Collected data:
— START —

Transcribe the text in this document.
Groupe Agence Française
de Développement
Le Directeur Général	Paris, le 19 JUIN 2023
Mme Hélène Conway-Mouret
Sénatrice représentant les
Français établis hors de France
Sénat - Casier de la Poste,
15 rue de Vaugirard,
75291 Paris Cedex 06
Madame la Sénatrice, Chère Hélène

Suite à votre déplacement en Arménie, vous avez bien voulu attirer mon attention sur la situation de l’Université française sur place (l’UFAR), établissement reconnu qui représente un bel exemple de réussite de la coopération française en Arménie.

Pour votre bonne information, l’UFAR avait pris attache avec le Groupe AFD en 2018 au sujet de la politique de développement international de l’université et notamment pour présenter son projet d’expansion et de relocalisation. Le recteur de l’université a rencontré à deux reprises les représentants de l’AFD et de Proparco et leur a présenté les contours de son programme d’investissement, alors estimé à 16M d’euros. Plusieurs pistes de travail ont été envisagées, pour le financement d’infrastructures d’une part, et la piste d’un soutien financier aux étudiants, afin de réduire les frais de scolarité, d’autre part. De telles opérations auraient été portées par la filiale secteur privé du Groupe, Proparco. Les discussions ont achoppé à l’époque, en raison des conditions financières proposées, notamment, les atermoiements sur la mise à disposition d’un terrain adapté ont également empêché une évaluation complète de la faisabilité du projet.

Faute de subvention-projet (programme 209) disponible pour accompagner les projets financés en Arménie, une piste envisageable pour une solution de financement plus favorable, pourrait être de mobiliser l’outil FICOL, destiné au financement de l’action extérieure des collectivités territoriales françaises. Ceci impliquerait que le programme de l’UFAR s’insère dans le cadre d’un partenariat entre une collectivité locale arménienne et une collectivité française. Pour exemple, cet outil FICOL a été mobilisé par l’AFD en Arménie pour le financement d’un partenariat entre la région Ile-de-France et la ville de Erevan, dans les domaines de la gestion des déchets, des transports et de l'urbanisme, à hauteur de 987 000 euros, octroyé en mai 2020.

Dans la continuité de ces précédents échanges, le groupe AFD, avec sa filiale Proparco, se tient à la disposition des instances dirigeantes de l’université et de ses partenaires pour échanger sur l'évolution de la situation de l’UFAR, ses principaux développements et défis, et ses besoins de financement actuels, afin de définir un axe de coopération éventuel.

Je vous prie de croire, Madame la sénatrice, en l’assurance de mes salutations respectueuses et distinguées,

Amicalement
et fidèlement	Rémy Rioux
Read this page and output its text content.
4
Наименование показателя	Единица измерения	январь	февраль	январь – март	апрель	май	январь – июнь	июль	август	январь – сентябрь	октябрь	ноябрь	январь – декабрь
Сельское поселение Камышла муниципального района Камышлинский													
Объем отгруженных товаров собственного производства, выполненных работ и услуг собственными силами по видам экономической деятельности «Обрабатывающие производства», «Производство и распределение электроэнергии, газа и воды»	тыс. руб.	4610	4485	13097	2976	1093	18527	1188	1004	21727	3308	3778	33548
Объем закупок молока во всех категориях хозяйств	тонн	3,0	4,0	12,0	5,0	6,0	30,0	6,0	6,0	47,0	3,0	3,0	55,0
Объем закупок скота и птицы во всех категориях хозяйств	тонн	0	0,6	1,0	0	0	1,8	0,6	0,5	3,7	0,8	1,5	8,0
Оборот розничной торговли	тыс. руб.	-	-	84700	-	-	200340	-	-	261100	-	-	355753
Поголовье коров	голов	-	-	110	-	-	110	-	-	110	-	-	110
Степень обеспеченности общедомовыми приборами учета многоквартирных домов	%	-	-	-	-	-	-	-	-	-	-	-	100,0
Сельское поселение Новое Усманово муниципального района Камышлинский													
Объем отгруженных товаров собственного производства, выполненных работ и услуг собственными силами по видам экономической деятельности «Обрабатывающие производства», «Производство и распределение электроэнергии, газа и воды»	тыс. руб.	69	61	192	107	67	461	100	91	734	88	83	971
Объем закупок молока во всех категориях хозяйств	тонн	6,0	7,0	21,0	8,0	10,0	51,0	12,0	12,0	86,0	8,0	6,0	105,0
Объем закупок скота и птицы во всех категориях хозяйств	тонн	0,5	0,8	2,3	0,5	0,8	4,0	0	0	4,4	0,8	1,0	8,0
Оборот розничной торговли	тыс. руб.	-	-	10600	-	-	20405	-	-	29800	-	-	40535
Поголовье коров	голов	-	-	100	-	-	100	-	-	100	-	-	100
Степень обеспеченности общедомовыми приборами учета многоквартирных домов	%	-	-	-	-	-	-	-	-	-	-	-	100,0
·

— END —

What the task asks: Where a line above contains the string "Поголовье", copy that line.

The result:
Поголовье коров	голов	-	-	110	-	-	110	-	-	110	-	-	110
Поголовье коров	голов	-	-	100	-	-	100	-	-	100	-	-	100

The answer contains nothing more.